Source passage:

Well, intelligence doesn't equate skills. It's probably easier to aquire skills (like mental maths) with high intelligence, but no matter the intelligence, you still need to learn it.

P(easy learning | high intelligence) may be higher than P(easy learning | not high intelligence) for a given subject (f.e. mental math), but P(mental math) is not dependent on the ease of learning [P(mental math | no easy learning) would be low] but rather on actually learning/training it: P(mental math | no learning) is pretty low.

So people who learn mental math may have different speeds or difficulty doing so, however I would guess that it is more dependent on educational context, curiosity, or need(,...), rather than ease of learning.

But, if your self-assessment is correct, and my mentioned assumptions are as well, you should be able to remedy the predicament relatively easily ;)

Replies from: None
comment by [deleted] · 2023-03-28T15:18:42.636Z · LW(p) · GW(p)

The individual calculations of the egg question seem within the realm of what most people can do to me. It's possible others might have trouble keeping multiple numbers in mind at once, though.
- multiply 30% with 40% (which can be simplified in a number of ways)
- multiply 10% with 60%
- add 6% + 12%
- divide 12 by 18

It's probably easier to aquire skills (like mental maths) with high intelligence, but no matter the intelligence, you still need to learn it.

Also, I'm not sure this is fully true. Personally, learning math was enough to automatically start doing it mentally, and I never needed to specifically try to learn it.

comment by tmercer · 2022-06-05T18:30:00.975Z · LW(p) · GW(p)

"Popper’s idea that there is only falsification and no such thing as confirmation turns out to be incorrect."

No, that is still correct. Even if you only probabilistically falsify hypotheses, you can only FAIL TO DISCONFIRM/FALSIFY hypotheses. THERE IS ABSOLUTELY NO SUCH THING AS CONFIRMATION.

You can NEVER, EVER get more certain about something just because you fail to get less certain of it, UNLESS there are a set of MECE hypotheses, in which case getting more certain one is wrong IS getting more certain the other(s) are right.

Replies from: gwern
comment by gwern · 2022-06-05T19:30:08.244Z · LW(p) · GW(p)

The data:

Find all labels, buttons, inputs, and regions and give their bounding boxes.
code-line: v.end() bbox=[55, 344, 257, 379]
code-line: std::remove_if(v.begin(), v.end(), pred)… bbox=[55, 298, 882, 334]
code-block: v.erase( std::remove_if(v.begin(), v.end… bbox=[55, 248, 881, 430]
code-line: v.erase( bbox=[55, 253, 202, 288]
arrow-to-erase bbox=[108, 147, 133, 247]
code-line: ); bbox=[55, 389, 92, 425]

Directions:
A. Reproduce word for word the part of the forum thread starting with "Replies from: None" and going on through "2022-06-05T18:30:00.975Z · LW(p) · GW(p)".
B. How does the forum thread go on after its final line? Write its continuation.
The items were taken from a separate source unrelated to the forum thread.

Task answers:
A.
Replies from: None
comment by [deleted] · 2023-03-28T15:18:42.636Z · LW(p) · GW(p)

The individual calculations of the egg question seem within the realm of what most people can do to me. It's possible others might have trouble keeping multiple numbers in mind at once, though.
- multiply 30% with 40% (which can be simplified in a number of ways)
- multiply 10% with 60%
- add 6% + 12%
- divide 12 by 18

It's probably easier to aquire skills (like mental maths) with high intelligence, but no matter the intelligence, you still need to learn it.

Also, I'm not sure this is fully true. Personally, learning math was enough to automatically start doing it mentally, and I never needed to specifically try to learn it.

comment by tmercer · 2022-06-05T18:30:00.975Z · LW(p) · GW(p)

B.
Since you don't seem to be getting it from the downvotes but are still leaving comments, I will be blunt: your comments are bad because they consist purely of lazy low-effort assertions that add nothing to anything and convey an attitude of uninterest in becoming less wrong because you are certain you are already wholly right. No one here cares who you are such that your mere assertion is interesting, nor does anyone care what you think is "is bullshit", nor is capslock cruise control for cool. You aren't even making particularly novel assertions overall - eg. most people on LW interested in the topic think ego depletion is pretty dubious at this point (as you would know if you had bothered to take a few seconds to search the site instead of reading 13 year old posts).

Replies from: tmercer
comment by tmercer · 2022-06-27T23:22:30.827Z · LW(p) · GW(p)

LOL, I don't care about downvotes, and I capitalize for emphasis, not to appear "cool" to accounts in cyberspace. I don't care if you think my comments are "bad". My comments are either right or wrong. It doesn't matter whether you or anyone thinks they're good/bad. It doesn't matter whether you or anyone upvotes/downvotes them.

My assertions are CORRECT, and counter to Eliezer. That's reason enough to make them.

Not sure why you're mentioning ego depletion, but it's not "dubious", it's something without any substantial evidence it exists. The existence of the celestial teapot isn't "dubious", just like the existence of pseudoscience like willpower depletion isn't "dubious". We (rational minds) have a duty to not even consider not-real things until we get sufficient evidence.

I'm re-reading the whole site. That a post is 13 years old is irrelevant. All the assertions in posts, new and old, need to be true. We're on LW, after all.

comment by gilch · 2023-05-05T17:49:08.839Z · LW(p) · GW(p)

I think the unit should have been decibans, not decibels. The math works out the same, but I've seen some posts use one or the other unit, and I keep forgetting the names, which makes them hard to find. Other related units are the nat, ban, shannon, hartley, and dit.